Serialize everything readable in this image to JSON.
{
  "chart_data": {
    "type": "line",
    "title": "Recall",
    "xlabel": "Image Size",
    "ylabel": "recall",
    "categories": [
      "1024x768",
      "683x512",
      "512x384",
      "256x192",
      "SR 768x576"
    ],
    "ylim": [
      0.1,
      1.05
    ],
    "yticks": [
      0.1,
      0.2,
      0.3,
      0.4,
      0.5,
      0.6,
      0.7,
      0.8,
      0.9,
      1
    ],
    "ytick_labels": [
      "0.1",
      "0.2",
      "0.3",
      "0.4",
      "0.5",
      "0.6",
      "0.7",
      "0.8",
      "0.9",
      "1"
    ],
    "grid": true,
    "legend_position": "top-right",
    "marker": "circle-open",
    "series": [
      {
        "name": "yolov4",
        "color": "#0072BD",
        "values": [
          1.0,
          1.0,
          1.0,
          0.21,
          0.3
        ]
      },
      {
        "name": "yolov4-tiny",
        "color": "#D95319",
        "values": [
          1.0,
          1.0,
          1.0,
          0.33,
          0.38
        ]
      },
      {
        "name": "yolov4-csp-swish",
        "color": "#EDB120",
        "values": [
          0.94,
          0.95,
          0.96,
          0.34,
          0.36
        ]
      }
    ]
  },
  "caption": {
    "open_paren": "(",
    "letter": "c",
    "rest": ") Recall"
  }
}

-=-=-

Aim:
Copy each line of the listing that includes "color".

Expected answer:
        "color": "#0072BD",
        "color": "#D95319",
        "color": "#EDB120",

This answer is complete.